— start —

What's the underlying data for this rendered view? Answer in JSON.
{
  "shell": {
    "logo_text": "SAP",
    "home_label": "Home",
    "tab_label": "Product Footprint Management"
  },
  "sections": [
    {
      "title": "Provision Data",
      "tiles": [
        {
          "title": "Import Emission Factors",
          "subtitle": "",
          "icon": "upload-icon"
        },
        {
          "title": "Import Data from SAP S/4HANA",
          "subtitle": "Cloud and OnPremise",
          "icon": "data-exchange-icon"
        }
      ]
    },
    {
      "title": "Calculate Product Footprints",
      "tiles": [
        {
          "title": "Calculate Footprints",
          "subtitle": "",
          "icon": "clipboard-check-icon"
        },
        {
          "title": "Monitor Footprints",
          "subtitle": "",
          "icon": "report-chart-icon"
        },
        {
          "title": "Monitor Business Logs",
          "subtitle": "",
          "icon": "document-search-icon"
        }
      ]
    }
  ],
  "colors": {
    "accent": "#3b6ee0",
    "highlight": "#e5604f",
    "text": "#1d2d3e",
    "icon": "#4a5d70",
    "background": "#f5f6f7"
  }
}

— end —

**STATED TASK:** Each line containing "Import" counts once; state the total number of such lines and nothing else.

**SOLUTION TO THE PROBLEM:** 2